◆ **GOAL**: Omit every picture and return the rest of the data unaltered.

◆ **MATERIAL PROVIDED**:

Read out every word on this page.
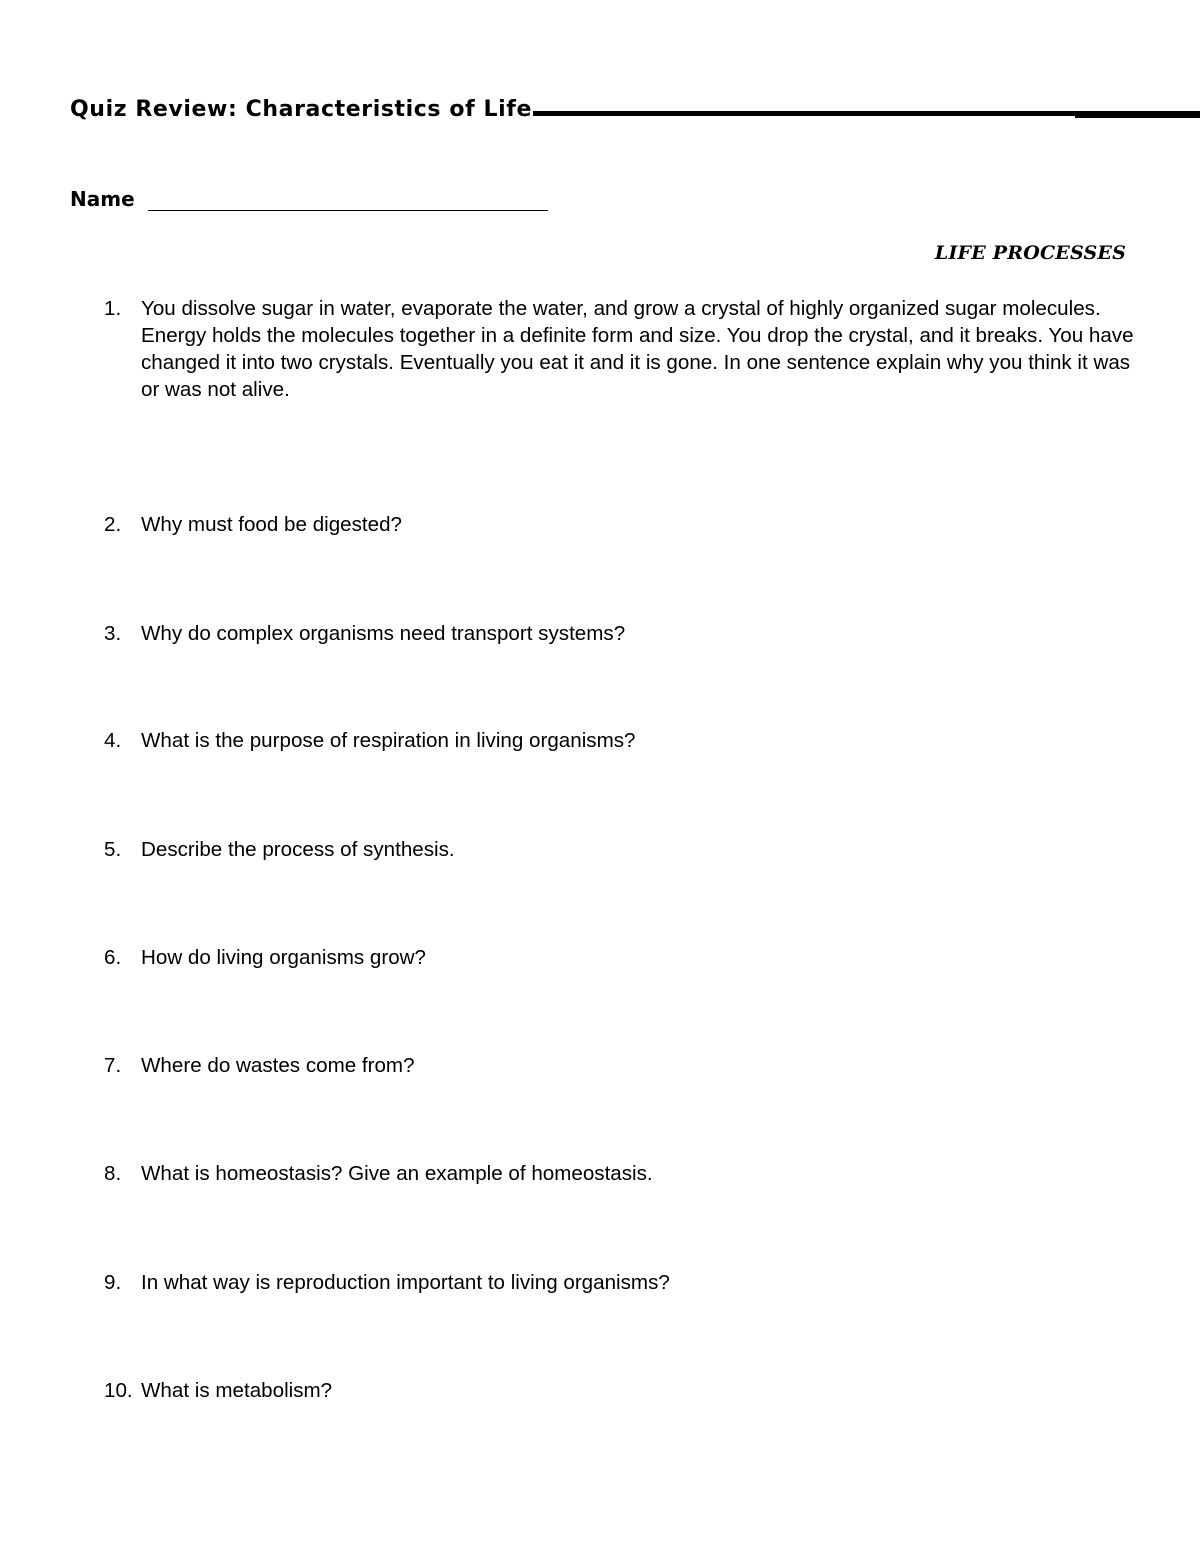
Quiz Review: Characteristics of Life
Name
LIFE PROCESSES
1. You dissolve sugar in water, evaporate the water, and grow a crystal of highly organized sugar molecules. Energy holds the molecules together in a definite form and size. You drop the crystal, and it breaks. You have changed it into two crystals. Eventually you eat it and it is gone. In one sentence explain why you think it was or was not alive.
2. Why must food be digested?
3. Why do complex organisms need transport systems?
4. What is the purpose of respiration in living organisms?
5. Describe the process of synthesis.
6. How do living organisms grow?
7. Where do wastes come from?
8. What is homeostasis? Give an example of homeostasis.
9. In what way is reproduction important to living organisms?
10. What is metabolism?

◆ **EXERCISE SOLUTION**:
Read out every word on this page.
Quiz Review: Characteristics of Life
Name
LIFE PROCESSES
1. You dissolve sugar in water, evaporate the water, and grow a crystal of highly organized sugar molecules. Energy holds the molecules together in a definite form and size. You drop the crystal, and it breaks. You have changed it into two crystals. Eventually you eat it and it is gone. In one sentence explain why you think it was or was not alive.
2. Why must food be digested?
3. Why do complex organisms need transport systems?
4. What is the purpose of respiration in living organisms?
5. Describe the process of synthesis.
6. How do living organisms grow?
7. Where do wastes come from?
8. What is homeostasis? Give an example of homeostasis.
9. In what way is reproduction important to living organisms?
10. What is metabolism?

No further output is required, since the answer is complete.